* **Request**: Track down the lines that contain "content" and copy them.

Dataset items
##########
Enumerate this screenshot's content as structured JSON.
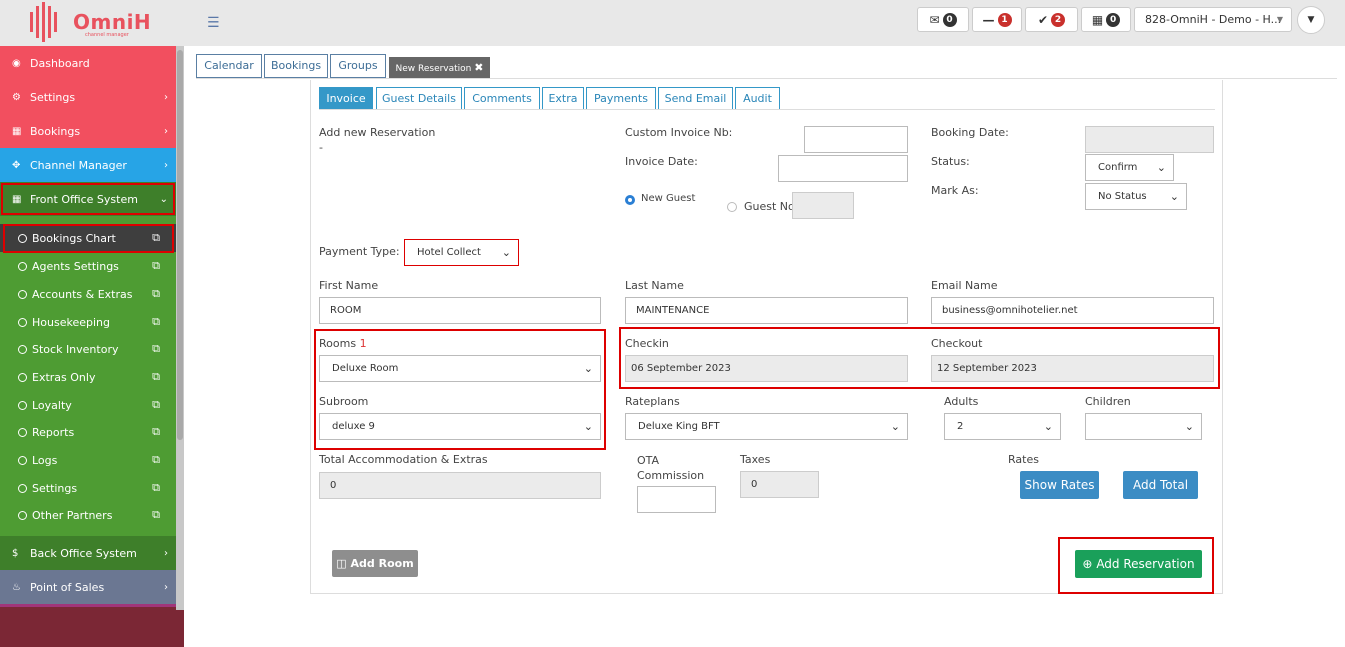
{
  "brand": {
    "name": "OmniH",
    "tagline": "channel manager"
  },
  "topbar": {
    "mail_count": "0",
    "minus_count": "1",
    "check_count": "2",
    "calendar_count": "0",
    "hotel": "828-OmniH - Demo - H..."
  },
  "sidebar": {
    "dashboard": "Dashboard",
    "settings": "Settings",
    "bookings": "Bookings",
    "channel_manager": "Channel Manager",
    "front_office": "Front Office System",
    "sub": [
      "Bookings Chart",
      "Agents Settings",
      "Accounts & Extras",
      "Housekeeping",
      "Stock Inventory",
      "Extras Only",
      "Loyalty",
      "Reports",
      "Logs",
      "Settings",
      "Other Partners"
    ],
    "back_office": "Back Office System",
    "pos": "Point of Sales"
  },
  "top_tabs": [
    "Calendar",
    "Bookings",
    "Groups",
    "New Reservation"
  ],
  "inner_tabs": [
    "Invoice",
    "Guest Details",
    "Comments",
    "Extra",
    "Payments",
    "Send Email",
    "Audit"
  ],
  "form": {
    "add_new_label": "Add new Reservation",
    "add_new_value": "-",
    "custom_invoice_label": "Custom Invoice Nb:",
    "invoice_date_label": "Invoice Date:",
    "booking_date_label": "Booking Date:",
    "status_label": "Status:",
    "status_value": "Confirm",
    "mark_as_label": "Mark As:",
    "mark_as_value": "No Status",
    "new_guest_label": "New Guest",
    "guest_no_label": "Guest No",
    "payment_type_label": "Payment Type:",
    "payment_type_value": "Hotel Collect",
    "first_name_label": "First Name",
    "first_name_value": "ROOM",
    "last_name_label": "Last Name",
    "last_name_value": "MAINTENANCE",
    "email_label": "Email Name",
    "email_value": "business@omnihotelier.net",
    "rooms_label": "Rooms",
    "rooms_num": "1",
    "rooms_value": "Deluxe Room",
    "checkin_label": "Checkin",
    "checkin_value": "06 September 2023",
    "checkout_label": "Checkout",
    "checkout_value": "12 September 2023",
    "subroom_label": "Subroom",
    "subroom_value": "deluxe 9",
    "rateplans_label": "Rateplans",
    "rateplans_value": "Deluxe King BFT",
    "adults_label": "Adults",
    "adults_value": "2",
    "children_label": "Children",
    "children_value": "",
    "total_label": "Total Accommodation & Extras",
    "total_value": "0",
    "ota_label": "OTA Commission",
    "taxes_label": "Taxes",
    "taxes_value": "0",
    "rates_label": "Rates",
    "show_rates": "Show Rates",
    "add_total": "Add Total",
    "add_room": "Add Room",
    "add_reservation": "Add Reservation"
  },
  "colors": {
    "sidebar_red": "#f24f5f",
    "sidebar_blue": "#27a4e6",
    "sidebar_green_dark": "#3e7f2a",
    "sidebar_green": "#4e9c33",
    "sidebar_gray": "#6b7792",
    "accent_blue": "#3498c8",
    "success_green": "#1aa05a"
  }
}
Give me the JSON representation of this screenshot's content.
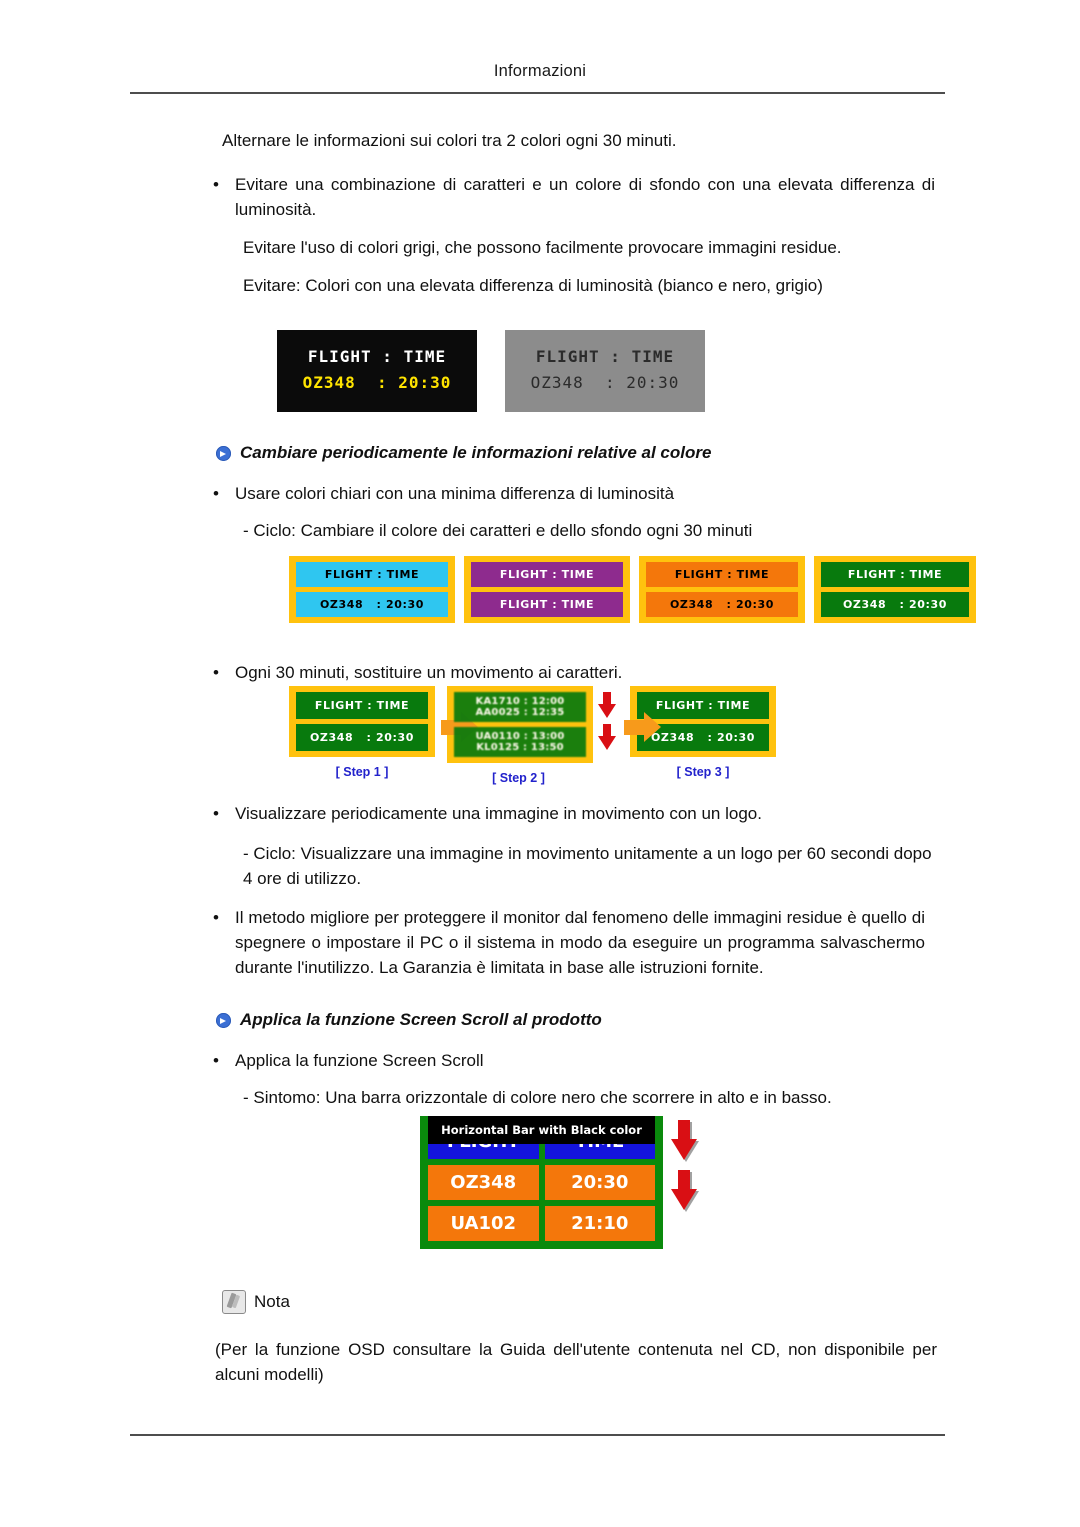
##########
* **The solution**:
Enumerate this screenshot's content as structured JSON.
Give me the JSON representation of this screenshot's content.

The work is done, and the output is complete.